■ Records for this exercise
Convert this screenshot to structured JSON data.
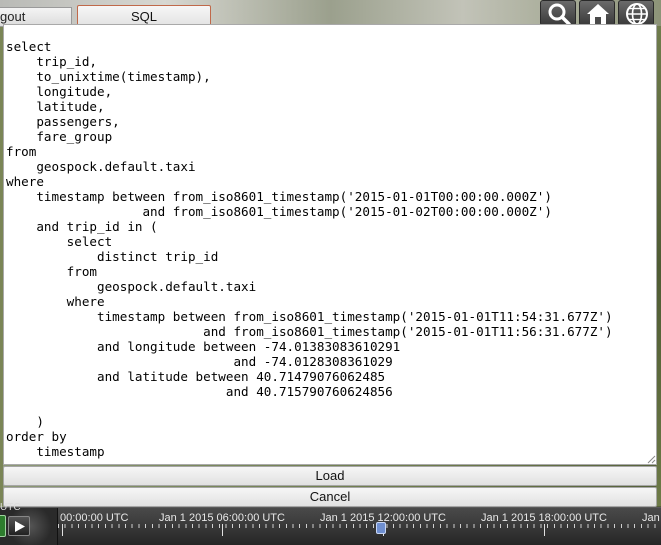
{
  "toolbar": {
    "logout_label": "gout",
    "sql_label": "SQL"
  },
  "editor": {
    "query": "select\n    trip_id,\n    to_unixtime(timestamp),\n    longitude,\n    latitude,\n    passengers,\n    fare_group\nfrom\n    geospock.default.taxi\nwhere\n    timestamp between from_iso8601_timestamp('2015-01-01T00:00:00.000Z')\n                  and from_iso8601_timestamp('2015-01-02T00:00:00.000Z')\n    and trip_id in (\n        select\n            distinct trip_id\n        from\n            geospock.default.taxi\n        where\n            timestamp between from_iso8601_timestamp('2015-01-01T11:54:31.677Z')\n                          and from_iso8601_timestamp('2015-01-01T11:56:31.677Z')\n            and longitude between -74.01383083610291\n                              and -74.0128308361029\n            and latitude between 40.71479076062485\n                             and 40.715790760624856\n\n    )\norder by\n    timestamp"
  },
  "dialog": {
    "load_label": "Load",
    "cancel_label": "Cancel"
  },
  "timeline": {
    "utc_label": "UTC",
    "labels": [
      "00:00:00 UTC",
      "Jan 1 2015 06:00:00 UTC",
      "Jan 1 2015 12:00:00 UTC",
      "Jan 1 2015 18:00:00 UTC",
      "Jan"
    ]
  },
  "icons": {
    "search": "search-icon",
    "home": "home-icon",
    "globe": "globe-icon",
    "play": "play-icon"
  }
}
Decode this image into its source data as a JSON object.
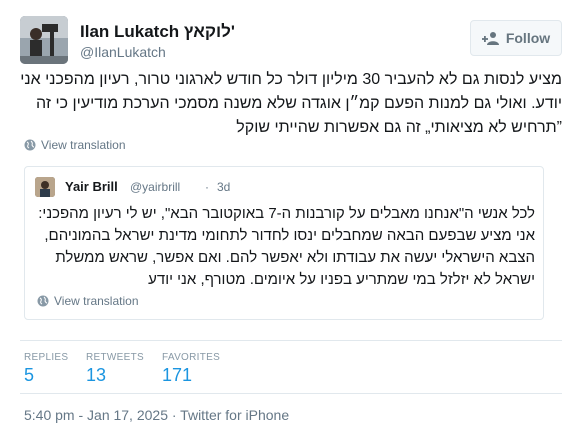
{
  "author": {
    "name": "Ilan Lukatch לוקאץ'",
    "handle": "@IlanLukatch"
  },
  "follow_button": {
    "label": "Follow",
    "icon": "add-user-icon"
  },
  "tweet": {
    "text": "מציע לנסות גם לא להעביר 30 מיליון דולר כל חודש לארגוני טרור, רעיון מהפכני אני יודע. ואולי גם למנות הפעם קמ״ן אוגדה שלא משנה מסמכי הערכת מודיעין כי זה ”תרחיש לא מציאותי„ זה גם אפשרות שהייתי שוקל",
    "view_translation": "View translation"
  },
  "quoted_tweet": {
    "name": "Yair Brill",
    "handle": "@yairbrill",
    "separator": "·",
    "time": "3d",
    "text": "לכל אנשי ה\"אנחנו מאבלים על קורבנות ה-7 באוקטובר הבא\", יש לי רעיון מהפכני: אני מציע שבפעם הבאה שמחבלים ינסו לחדור לתחומי מדינת ישראל בהמוניהם, הצבא הישראלי יעשה את עבודתו ולא יאפשר להם. ואם אפשר, שראש ממשלת ישראל לא יזלזל במי שמתריע בפניו על איומים. מטורף, אני יודע",
    "view_translation": "View translation"
  },
  "stats": [
    {
      "label": "REPLIES",
      "value": "5"
    },
    {
      "label": "RETWEETS",
      "value": "13"
    },
    {
      "label": "FAVORITES",
      "value": "171"
    }
  ],
  "footer": "5:40 pm - Jan 17, 2025 · Twitter for iPhone",
  "colors": {
    "accent": "#1b95e0",
    "muted": "#657786",
    "border": "#e1e8ed"
  }
}
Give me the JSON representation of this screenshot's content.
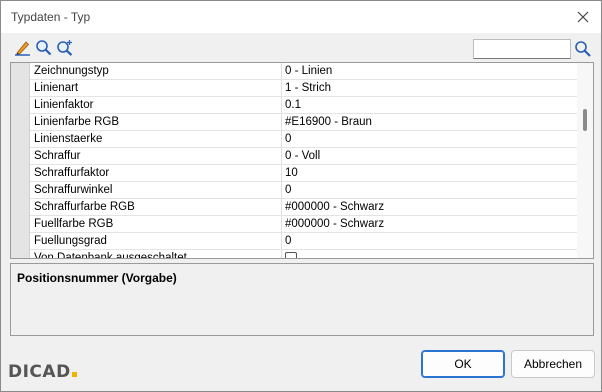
{
  "window": {
    "title": "Typdaten - Typ"
  },
  "toolbar": {
    "icons": [
      "edit-icon",
      "zoom-icon",
      "zoom-plus-icon"
    ],
    "search": {
      "value": "",
      "placeholder": ""
    }
  },
  "properties": [
    {
      "key": "Zeichnungstyp",
      "value": "0 - Linien"
    },
    {
      "key": "Linienart",
      "value": "1 - Strich"
    },
    {
      "key": "Linienfaktor",
      "value": "0.1"
    },
    {
      "key": "Linienfarbe RGB",
      "value": "#E16900 - Braun"
    },
    {
      "key": "Linienstaerke",
      "value": "0"
    },
    {
      "key": "Schraffur",
      "value": "0 - Voll"
    },
    {
      "key": "Schraffurfaktor",
      "value": "10"
    },
    {
      "key": "Schraffurwinkel",
      "value": "0"
    },
    {
      "key": "Schraffurfarbe RGB",
      "value": "#000000 - Schwarz"
    },
    {
      "key": "Fuellfarbe RGB",
      "value": "#000000 - Schwarz"
    },
    {
      "key": "Fuellungsgrad",
      "value": "0"
    },
    {
      "key": "Von Datenbank ausgeschaltet",
      "value": "",
      "checkbox": true,
      "checked": false
    }
  ],
  "description": {
    "title": "Positionsnummer (Vorgabe)"
  },
  "footer": {
    "logo": "DICAD",
    "ok_label": "OK",
    "cancel_label": "Abbrechen"
  },
  "colors": {
    "accent": "#2b73d1",
    "logo_dot": "#f0b400"
  }
}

■ Exercise directions
Leave out the pictures and restate everything else word for word.

■ Task output
Convert this screenshot to structured JSON data.
{
  "toolbar": {
    "logout_label": "gout",
    "sql_label": "SQL"
  },
  "editor": {
    "query": "select\n    trip_id,\n    to_unixtime(timestamp),\n    longitude,\n    latitude,\n    passengers,\n    fare_group\nfrom\n    geospock.default.taxi\nwhere\n    timestamp between from_iso8601_timestamp('2015-01-01T00:00:00.000Z')\n                  and from_iso8601_timestamp('2015-01-02T00:00:00.000Z')\n    and trip_id in (\n        select\n            distinct trip_id\n        from\n            geospock.default.taxi\n        where\n            timestamp between from_iso8601_timestamp('2015-01-01T11:54:31.677Z')\n                          and from_iso8601_timestamp('2015-01-01T11:56:31.677Z')\n            and longitude between -74.01383083610291\n                              and -74.0128308361029\n            and latitude between 40.71479076062485\n                             and 40.715790760624856\n\n    )\norder by\n    timestamp"
  },
  "dialog": {
    "load_label": "Load",
    "cancel_label": "Cancel"
  },
  "timeline": {
    "utc_label": "UTC",
    "labels": [
      "00:00:00 UTC",
      "Jan 1 2015 06:00:00 UTC",
      "Jan 1 2015 12:00:00 UTC",
      "Jan 1 2015 18:00:00 UTC",
      "Jan"
    ]
  },
  "icons": {
    "search": "search-icon",
    "home": "home-icon",
    "globe": "globe-icon",
    "play": "play-icon"
  }
}
Decode this image into its source data as a JSON object.
{
  "author": {
    "name": "Ilan Lukatch לוקאץ'",
    "handle": "@IlanLukatch"
  },
  "follow_button": {
    "label": "Follow",
    "icon": "add-user-icon"
  },
  "tweet": {
    "text": "מציע לנסות גם לא להעביר 30 מיליון דולר כל חודש לארגוני טרור, רעיון מהפכני אני יודע. ואולי גם למנות הפעם קמ״ן אוגדה שלא משנה מסמכי הערכת מודיעין כי זה ”תרחיש לא מציאותי„ זה גם אפשרות שהייתי שוקל",
    "view_translation": "View translation"
  },
  "quoted_tweet": {
    "name": "Yair Brill",
    "handle": "@yairbrill",
    "separator": "·",
    "time": "3d",
    "text": "לכל אנשי ה\"אנחנו מאבלים על קורבנות ה-7 באוקטובר הבא\", יש לי רעיון מהפכני: אני מציע שבפעם הבאה שמחבלים ינסו לחדור לתחומי מדינת ישראל בהמוניהם, הצבא הישראלי יעשה את עבודתו ולא יאפשר להם. ואם אפשר, שראש ממשלת ישראל לא יזלזל במי שמתריע בפניו על איומים. מטורף, אני יודע",
    "view_translation": "View translation"
  },
  "stats": [
    {
      "label": "REPLIES",
      "value": "5"
    },
    {
      "label": "RETWEETS",
      "value": "13"
    },
    {
      "label": "FAVORITES",
      "value": "171"
    }
  ],
  "footer": "5:40 pm - Jan 17, 2025 · Twitter for iPhone",
  "colors": {
    "accent": "#1b95e0",
    "muted": "#657786",
    "border": "#e1e8ed"
  }
}
Give me the JSON representation of this screenshot's content.
{
  "window": {
    "title": "Typdaten - Typ"
  },
  "toolbar": {
    "icons": [
      "edit-icon",
      "zoom-icon",
      "zoom-plus-icon"
    ],
    "search": {
      "value": "",
      "placeholder": ""
    }
  },
  "properties": [
    {
      "key": "Zeichnungstyp",
      "value": "0 - Linien"
    },
    {
      "key": "Linienart",
      "value": "1 - Strich"
    },
    {
      "key": "Linienfaktor",
      "value": "0.1"
    },
    {
      "key": "Linienfarbe RGB",
      "value": "#E16900 - Braun"
    },
    {
      "key": "Linienstaerke",
      "value": "0"
    },
    {
      "key": "Schraffur",
      "value": "0 - Voll"
    },
    {
      "key": "Schraffurfaktor",
      "value": "10"
    },
    {
      "key": "Schraffurwinkel",
      "value": "0"
    },
    {
      "key": "Schraffurfarbe RGB",
      "value": "#000000 - Schwarz"
    },
    {
      "key": "Fuellfarbe RGB",
      "value": "#000000 - Schwarz"
    },
    {
      "key": "Fuellungsgrad",
      "value": "0"
    },
    {
      "key": "Von Datenbank ausgeschaltet",
      "value": "",
      "checkbox": true,
      "checked": false
    }
  ],
  "description": {
    "title": "Positionsnummer (Vorgabe)"
  },
  "footer": {
    "logo": "DICAD",
    "ok_label": "OK",
    "cancel_label": "Abbrechen"
  },
  "colors": {
    "accent": "#2b73d1",
    "logo_dot": "#f0b400"
  }
}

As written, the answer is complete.